■ STATED TASK: Would you transcribe all of the data exactly, down to the last character?
::::
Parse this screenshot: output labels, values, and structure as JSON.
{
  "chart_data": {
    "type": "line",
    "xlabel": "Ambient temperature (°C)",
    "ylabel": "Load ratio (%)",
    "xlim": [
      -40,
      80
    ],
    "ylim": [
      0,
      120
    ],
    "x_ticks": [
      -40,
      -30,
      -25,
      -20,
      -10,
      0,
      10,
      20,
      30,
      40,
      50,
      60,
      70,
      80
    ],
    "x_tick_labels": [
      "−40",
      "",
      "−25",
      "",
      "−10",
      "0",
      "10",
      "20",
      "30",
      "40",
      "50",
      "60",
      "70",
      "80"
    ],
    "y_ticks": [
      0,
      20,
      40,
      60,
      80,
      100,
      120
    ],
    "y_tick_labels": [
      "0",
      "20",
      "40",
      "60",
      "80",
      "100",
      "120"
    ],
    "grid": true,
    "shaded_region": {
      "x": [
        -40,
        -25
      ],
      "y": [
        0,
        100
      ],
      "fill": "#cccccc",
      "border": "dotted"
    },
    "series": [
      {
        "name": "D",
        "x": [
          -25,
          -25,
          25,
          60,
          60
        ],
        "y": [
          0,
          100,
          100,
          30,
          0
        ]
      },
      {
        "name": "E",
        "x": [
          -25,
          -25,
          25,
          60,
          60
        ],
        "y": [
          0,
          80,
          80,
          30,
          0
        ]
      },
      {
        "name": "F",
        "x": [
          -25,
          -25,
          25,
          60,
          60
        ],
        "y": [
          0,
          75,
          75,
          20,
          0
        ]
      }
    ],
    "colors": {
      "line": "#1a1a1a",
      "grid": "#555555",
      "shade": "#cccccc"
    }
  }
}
::::
■ RESPONSE BELOW:
Parse this screenshot: output labels, values, and structure as JSON.
{
  "chart_data": {
    "type": "line",
    "xlabel": "Ambient temperature (°C)",
    "ylabel": "Load ratio (%)",
    "xlim": [
      -40,
      80
    ],
    "ylim": [
      0,
      120
    ],
    "x_ticks": [
      -40,
      -30,
      -25,
      -20,
      -10,
      0,
      10,
      20,
      30,
      40,
      50,
      60,
      70,
      80
    ],
    "x_tick_labels": [
      "−40",
      "",
      "−25",
      "",
      "−10",
      "0",
      "10",
      "20",
      "30",
      "40",
      "50",
      "60",
      "70",
      "80"
    ],
    "y_ticks": [
      0,
      20,
      40,
      60,
      80,
      100,
      120
    ],
    "y_tick_labels": [
      "0",
      "20",
      "40",
      "60",
      "80",
      "100",
      "120"
    ],
    "grid": true,
    "shaded_region": {
      "x": [
        -40,
        -25
      ],
      "y": [
        0,
        100
      ],
      "fill": "#cccccc",
      "border": "dotted"
    },
    "series": [
      {
        "name": "D",
        "x": [
          -25,
          -25,
          25,
          60,
          60
        ],
        "y": [
          0,
          100,
          100,
          30,
          0
        ]
      },
      {
        "name": "E",
        "x": [
          -25,
          -25,
          25,
          60,
          60
        ],
        "y": [
          0,
          80,
          80,
          30,
          0
        ]
      },
      {
        "name": "F",
        "x": [
          -25,
          -25,
          25,
          60,
          60
        ],
        "y": [
          0,
          75,
          75,
          20,
          0
        ]
      }
    ],
    "colors": {
      "line": "#1a1a1a",
      "grid": "#555555",
      "shade": "#cccccc"
    }
  }
}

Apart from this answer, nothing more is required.